## Work to be completed
Pull every line containing "your" out of the material below.

## Working data
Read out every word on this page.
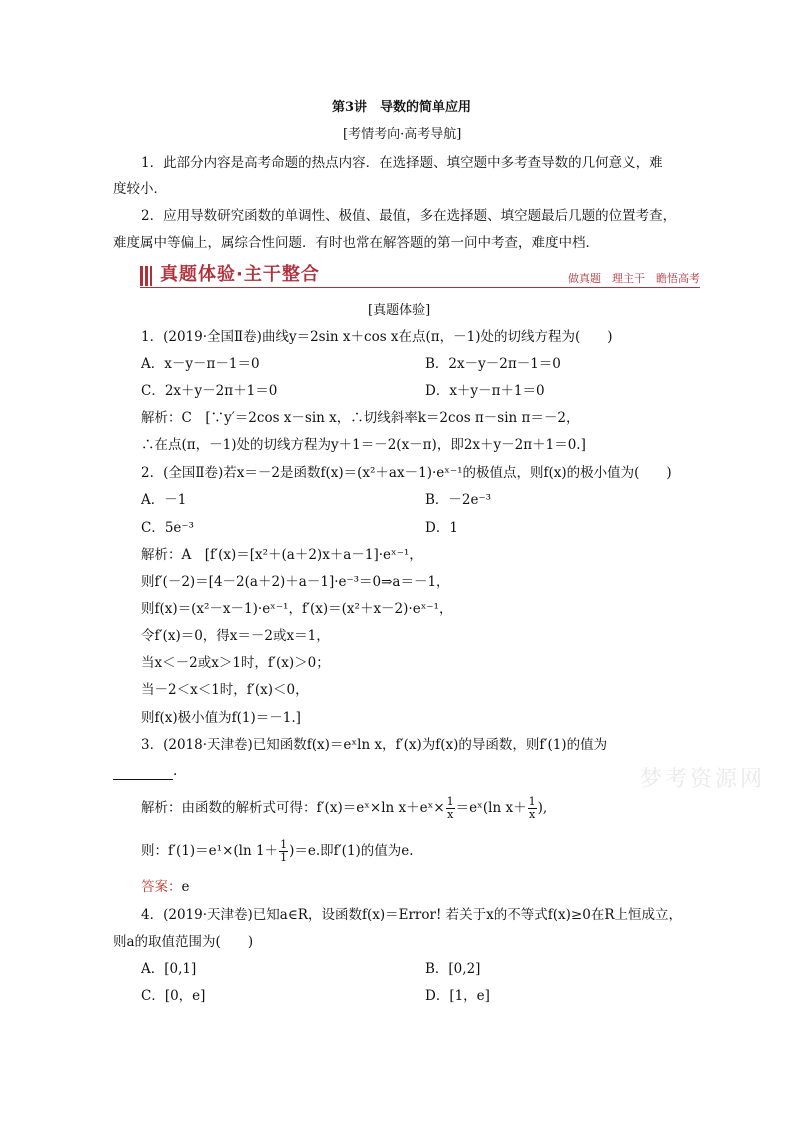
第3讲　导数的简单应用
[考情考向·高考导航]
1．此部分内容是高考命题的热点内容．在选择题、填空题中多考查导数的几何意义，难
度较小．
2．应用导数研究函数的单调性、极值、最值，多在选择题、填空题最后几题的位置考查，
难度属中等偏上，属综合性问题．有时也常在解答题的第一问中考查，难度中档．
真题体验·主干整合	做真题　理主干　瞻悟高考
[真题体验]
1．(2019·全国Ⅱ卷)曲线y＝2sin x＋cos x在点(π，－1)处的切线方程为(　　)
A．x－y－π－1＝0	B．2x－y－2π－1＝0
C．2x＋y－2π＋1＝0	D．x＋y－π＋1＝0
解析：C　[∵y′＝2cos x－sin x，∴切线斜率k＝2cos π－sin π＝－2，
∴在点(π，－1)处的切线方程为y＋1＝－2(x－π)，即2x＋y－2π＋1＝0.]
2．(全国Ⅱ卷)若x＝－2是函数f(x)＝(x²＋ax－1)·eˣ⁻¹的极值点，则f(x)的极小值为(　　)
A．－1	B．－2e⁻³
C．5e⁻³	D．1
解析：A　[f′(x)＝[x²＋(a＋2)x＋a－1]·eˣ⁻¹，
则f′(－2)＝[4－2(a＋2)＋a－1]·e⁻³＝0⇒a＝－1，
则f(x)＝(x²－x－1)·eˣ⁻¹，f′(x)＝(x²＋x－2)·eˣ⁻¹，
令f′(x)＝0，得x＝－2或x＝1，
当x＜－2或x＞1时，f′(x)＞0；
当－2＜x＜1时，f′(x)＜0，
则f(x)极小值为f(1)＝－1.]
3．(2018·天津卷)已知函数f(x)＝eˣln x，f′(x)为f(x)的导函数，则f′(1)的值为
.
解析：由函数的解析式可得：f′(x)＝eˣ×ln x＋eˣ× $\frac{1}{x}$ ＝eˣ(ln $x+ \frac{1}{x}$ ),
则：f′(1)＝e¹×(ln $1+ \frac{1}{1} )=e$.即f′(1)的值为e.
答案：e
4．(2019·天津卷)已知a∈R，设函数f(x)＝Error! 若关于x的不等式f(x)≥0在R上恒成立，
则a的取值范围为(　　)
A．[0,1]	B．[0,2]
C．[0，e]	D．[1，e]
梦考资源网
* * *
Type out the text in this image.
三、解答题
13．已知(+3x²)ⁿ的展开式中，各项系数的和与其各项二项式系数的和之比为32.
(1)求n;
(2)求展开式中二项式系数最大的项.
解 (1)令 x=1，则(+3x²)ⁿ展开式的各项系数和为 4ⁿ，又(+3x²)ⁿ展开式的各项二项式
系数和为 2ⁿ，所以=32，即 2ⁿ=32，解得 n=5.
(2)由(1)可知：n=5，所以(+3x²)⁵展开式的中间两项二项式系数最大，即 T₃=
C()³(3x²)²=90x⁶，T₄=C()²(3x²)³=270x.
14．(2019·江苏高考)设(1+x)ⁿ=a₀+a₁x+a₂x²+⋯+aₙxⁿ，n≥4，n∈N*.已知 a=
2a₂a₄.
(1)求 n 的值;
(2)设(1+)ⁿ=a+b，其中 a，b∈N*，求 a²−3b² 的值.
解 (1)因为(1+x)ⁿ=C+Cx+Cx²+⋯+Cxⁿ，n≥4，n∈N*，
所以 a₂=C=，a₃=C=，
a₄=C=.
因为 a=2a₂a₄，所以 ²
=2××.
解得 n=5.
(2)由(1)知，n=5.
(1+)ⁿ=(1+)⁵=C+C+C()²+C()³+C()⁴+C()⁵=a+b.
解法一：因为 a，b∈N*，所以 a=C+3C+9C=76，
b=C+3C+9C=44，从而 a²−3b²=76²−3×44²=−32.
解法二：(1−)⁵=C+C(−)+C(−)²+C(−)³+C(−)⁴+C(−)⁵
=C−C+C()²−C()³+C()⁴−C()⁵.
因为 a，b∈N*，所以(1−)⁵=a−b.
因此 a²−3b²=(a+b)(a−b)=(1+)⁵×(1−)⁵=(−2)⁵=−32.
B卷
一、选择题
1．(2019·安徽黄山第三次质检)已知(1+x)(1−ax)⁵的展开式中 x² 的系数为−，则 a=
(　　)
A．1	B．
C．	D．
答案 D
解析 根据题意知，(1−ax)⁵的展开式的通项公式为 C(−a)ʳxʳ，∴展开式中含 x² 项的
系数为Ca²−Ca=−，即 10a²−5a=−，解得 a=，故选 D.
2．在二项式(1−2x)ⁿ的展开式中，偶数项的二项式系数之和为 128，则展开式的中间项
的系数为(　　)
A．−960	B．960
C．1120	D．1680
...
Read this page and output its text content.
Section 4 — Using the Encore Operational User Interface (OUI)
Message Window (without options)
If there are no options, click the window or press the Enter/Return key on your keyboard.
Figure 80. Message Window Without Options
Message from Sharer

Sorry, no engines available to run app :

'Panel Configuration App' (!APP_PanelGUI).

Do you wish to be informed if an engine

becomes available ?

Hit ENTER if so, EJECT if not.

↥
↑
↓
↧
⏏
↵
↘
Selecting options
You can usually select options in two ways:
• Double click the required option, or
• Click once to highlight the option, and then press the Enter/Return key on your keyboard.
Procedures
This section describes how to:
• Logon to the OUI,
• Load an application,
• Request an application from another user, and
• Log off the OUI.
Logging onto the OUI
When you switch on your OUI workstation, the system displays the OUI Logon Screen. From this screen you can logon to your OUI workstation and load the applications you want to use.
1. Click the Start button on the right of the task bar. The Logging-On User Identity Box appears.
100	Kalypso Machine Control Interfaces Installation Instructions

## Answer below
If there are no options, click the window or press the Enter/Return key on your keyboard.
• Click once to highlight the option, and then press the Enter/Return key on your keyboard.
When you switch on your OUI workstation, the system displays the OUI Logon Screen. From this screen you can logon to your OUI workstation and load the applications you want to use.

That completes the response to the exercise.